Figure record extracts
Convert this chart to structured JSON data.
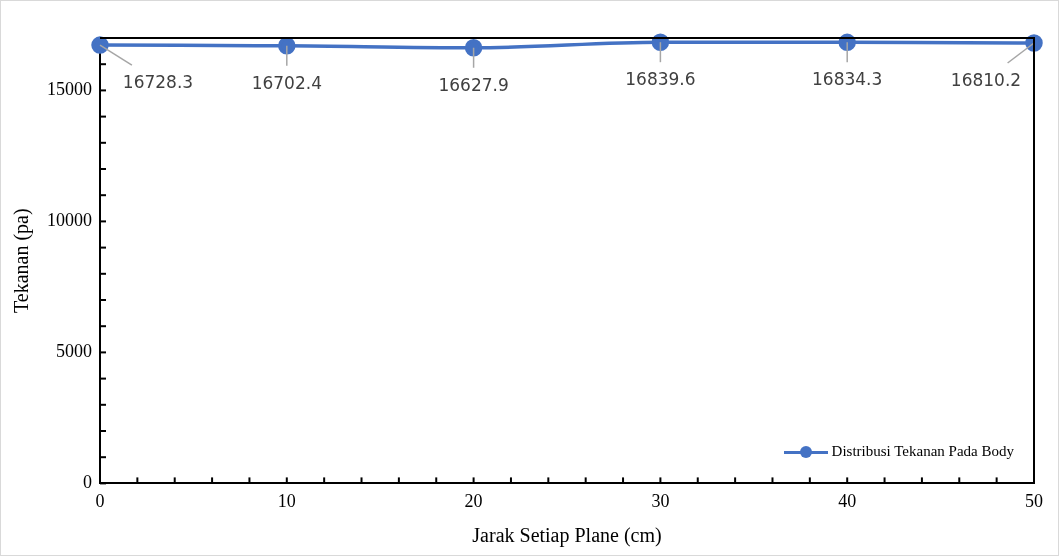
{
  "chart_data": {
    "type": "line",
    "xlabel": "Jarak Setiap Plane (cm)",
    "ylabel": "Tekanan (pa)",
    "x": [
      0,
      10,
      20,
      30,
      40,
      50
    ],
    "series": [
      {
        "name": "Distribusi Tekanan Pada Body",
        "color": "#4472c4",
        "values": [
          16728.3,
          16702.4,
          16627.9,
          16839.6,
          16834.3,
          16810.2
        ]
      }
    ],
    "xlim": [
      0,
      50
    ],
    "xticks": [
      0,
      {
        "value": 2,
        "label": null
      },
      {
        "value": 4,
        "label": null
      },
      {
        "value": 6,
        "label": null
      },
      {
        "value": 8,
        "label": null
      },
      10,
      {
        "value": 12,
        "label": null
      },
      {
        "value": 14,
        "label": null
      },
      {
        "value": 16,
        "label": null
      },
      {
        "value": 18,
        "label": null
      },
      20,
      {
        "value": 22,
        "label": null
      },
      {
        "value": 24,
        "label": null
      },
      {
        "value": 26,
        "label": null
      },
      {
        "value": 28,
        "label": null
      },
      30,
      {
        "value": 32,
        "label": null
      },
      {
        "value": 34,
        "label": null
      },
      {
        "value": 36,
        "label": null
      },
      {
        "value": 38,
        "label": null
      },
      40,
      {
        "value": 42,
        "label": null
      },
      {
        "value": 44,
        "label": null
      },
      {
        "value": 46,
        "label": null
      },
      {
        "value": 48,
        "label": null
      },
      50
    ],
    "ylim": [
      0,
      17000
    ],
    "yticks": [
      0,
      {
        "value": 1000,
        "label": null
      },
      {
        "value": 2000,
        "label": null
      },
      {
        "value": 3000,
        "label": null
      },
      {
        "value": 4000,
        "label": null
      },
      5000,
      {
        "value": 6000,
        "label": null
      },
      {
        "value": 7000,
        "label": null
      },
      {
        "value": 8000,
        "label": null
      },
      {
        "value": 9000,
        "label": null
      },
      10000,
      {
        "value": 11000,
        "label": null
      },
      {
        "value": 12000,
        "label": null
      },
      {
        "value": 13000,
        "label": null
      },
      {
        "value": 14000,
        "label": null
      },
      15000,
      {
        "value": 16000,
        "label": null
      }
    ],
    "grid": false,
    "legend": "bottom right",
    "marker": "circle",
    "line_style": "solid",
    "data_labels": true
  }
}
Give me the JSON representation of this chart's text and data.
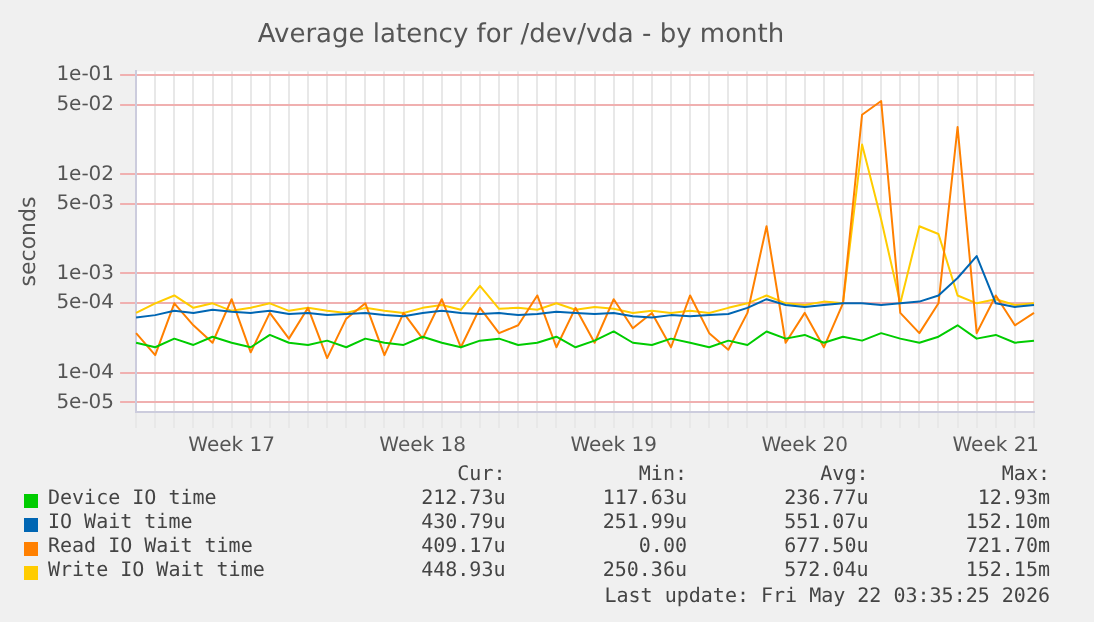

» **Required task**
All of the lines above should be printed exactly, minus the pictures.

» **Full output**
Convert this chart to structured JSON data.
{
  "chart_data": {
    "type": "line",
    "xlabel": "Jarak Setiap Plane (cm)",
    "ylabel": "Tekanan (pa)",
    "x": [
      0,
      10,
      20,
      30,
      40,
      50
    ],
    "series": [
      {
        "name": "Distribusi Tekanan Pada Body",
        "color": "#4472c4",
        "values": [
          16728.3,
          16702.4,
          16627.9,
          16839.6,
          16834.3,
          16810.2
        ]
      }
    ],
    "xlim": [
      0,
      50
    ],
    "xticks": [
      0,
      {
        "value": 2,
        "label": null
      },
      {
        "value": 4,
        "label": null
      },
      {
        "value": 6,
        "label": null
      },
      {
        "value": 8,
        "label": null
      },
      10,
      {
        "value": 12,
        "label": null
      },
      {
        "value": 14,
        "label": null
      },
      {
        "value": 16,
        "label": null
      },
      {
        "value": 18,
        "label": null
      },
      20,
      {
        "value": 22,
        "label": null
      },
      {
        "value": 24,
        "label": null
      },
      {
        "value": 26,
        "label": null
      },
      {
        "value": 28,
        "label": null
      },
      30,
      {
        "value": 32,
        "label": null
      },
      {
        "value": 34,
        "label": null
      },
      {
        "value": 36,
        "label": null
      },
      {
        "value": 38,
        "label": null
      },
      40,
      {
        "value": 42,
        "label": null
      },
      {
        "value": 44,
        "label": null
      },
      {
        "value": 46,
        "label": null
      },
      {
        "value": 48,
        "label": null
      },
      50
    ],
    "ylim": [
      0,
      17000
    ],
    "yticks": [
      0,
      {
        "value": 1000,
        "label": null
      },
      {
        "value": 2000,
        "label": null
      },
      {
        "value": 3000,
        "label": null
      },
      {
        "value": 4000,
        "label": null
      },
      5000,
      {
        "value": 6000,
        "label": null
      },
      {
        "value": 7000,
        "label": null
      },
      {
        "value": 8000,
        "label": null
      },
      {
        "value": 9000,
        "label": null
      },
      10000,
      {
        "value": 11000,
        "label": null
      },
      {
        "value": 12000,
        "label": null
      },
      {
        "value": 13000,
        "label": null
      },
      {
        "value": 14000,
        "label": null
      },
      15000,
      {
        "value": 16000,
        "label": null
      }
    ],
    "grid": false,
    "legend": "bottom right",
    "marker": "circle",
    "line_style": "solid",
    "data_labels": true
  }
}
Give me the JSON representation of this chart's text and data.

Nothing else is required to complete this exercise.